* Exercise brief *
Wherever the word "Mpitandrina" appears in a line, copy that line.

* Stored records *
══════════════════════════════

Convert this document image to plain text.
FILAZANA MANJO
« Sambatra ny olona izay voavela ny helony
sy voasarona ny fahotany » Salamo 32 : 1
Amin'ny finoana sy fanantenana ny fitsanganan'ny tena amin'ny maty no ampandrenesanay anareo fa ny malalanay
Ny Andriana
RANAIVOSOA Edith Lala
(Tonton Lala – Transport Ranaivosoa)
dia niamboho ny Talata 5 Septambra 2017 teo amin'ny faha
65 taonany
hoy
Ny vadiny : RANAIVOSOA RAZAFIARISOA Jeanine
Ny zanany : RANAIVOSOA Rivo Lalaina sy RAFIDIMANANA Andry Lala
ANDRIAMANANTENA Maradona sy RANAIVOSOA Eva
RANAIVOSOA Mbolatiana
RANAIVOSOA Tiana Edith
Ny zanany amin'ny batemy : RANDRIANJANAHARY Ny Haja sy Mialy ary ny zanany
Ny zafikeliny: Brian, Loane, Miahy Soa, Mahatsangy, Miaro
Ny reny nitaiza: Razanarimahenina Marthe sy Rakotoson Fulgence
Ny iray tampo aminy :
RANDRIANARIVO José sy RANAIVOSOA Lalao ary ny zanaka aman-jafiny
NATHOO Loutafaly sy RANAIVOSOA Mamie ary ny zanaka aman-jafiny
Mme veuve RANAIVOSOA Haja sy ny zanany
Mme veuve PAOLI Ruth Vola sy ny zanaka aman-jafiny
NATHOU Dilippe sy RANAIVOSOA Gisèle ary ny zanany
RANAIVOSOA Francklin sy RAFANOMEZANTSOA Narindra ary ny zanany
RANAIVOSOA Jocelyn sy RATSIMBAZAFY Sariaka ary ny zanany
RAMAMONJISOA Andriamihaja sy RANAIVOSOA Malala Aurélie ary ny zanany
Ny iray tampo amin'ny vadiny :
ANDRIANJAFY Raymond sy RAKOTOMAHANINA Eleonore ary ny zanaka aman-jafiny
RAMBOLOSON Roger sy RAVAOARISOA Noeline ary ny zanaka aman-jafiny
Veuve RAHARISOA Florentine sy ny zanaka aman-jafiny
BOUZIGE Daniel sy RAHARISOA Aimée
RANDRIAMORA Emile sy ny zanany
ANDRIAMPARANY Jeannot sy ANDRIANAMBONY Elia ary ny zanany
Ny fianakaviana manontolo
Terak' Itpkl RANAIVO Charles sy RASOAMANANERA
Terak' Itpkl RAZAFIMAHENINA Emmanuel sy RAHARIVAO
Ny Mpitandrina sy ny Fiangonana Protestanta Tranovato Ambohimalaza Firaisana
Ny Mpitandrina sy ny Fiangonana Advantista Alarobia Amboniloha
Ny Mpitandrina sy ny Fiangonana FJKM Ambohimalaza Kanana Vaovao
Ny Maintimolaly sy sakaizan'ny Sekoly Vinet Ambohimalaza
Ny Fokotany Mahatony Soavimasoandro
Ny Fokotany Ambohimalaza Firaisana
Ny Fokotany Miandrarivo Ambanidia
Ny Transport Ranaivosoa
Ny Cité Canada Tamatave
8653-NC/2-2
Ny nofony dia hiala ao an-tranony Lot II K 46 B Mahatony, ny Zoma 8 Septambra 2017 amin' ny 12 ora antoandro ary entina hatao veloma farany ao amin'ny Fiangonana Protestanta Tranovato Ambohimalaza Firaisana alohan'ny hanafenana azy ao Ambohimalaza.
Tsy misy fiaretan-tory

══════════════════════════════

* Task result *
Ny Mpitandrina sy ny Fiangonana Protestanta Tranovato Ambohimalaza Firaisana
Ny Mpitandrina sy ny Fiangonana Advantista Alarobia Amboniloha
Ny Mpitandrina sy ny Fiangonana FJKM Ambohimalaza Kanana Vaovao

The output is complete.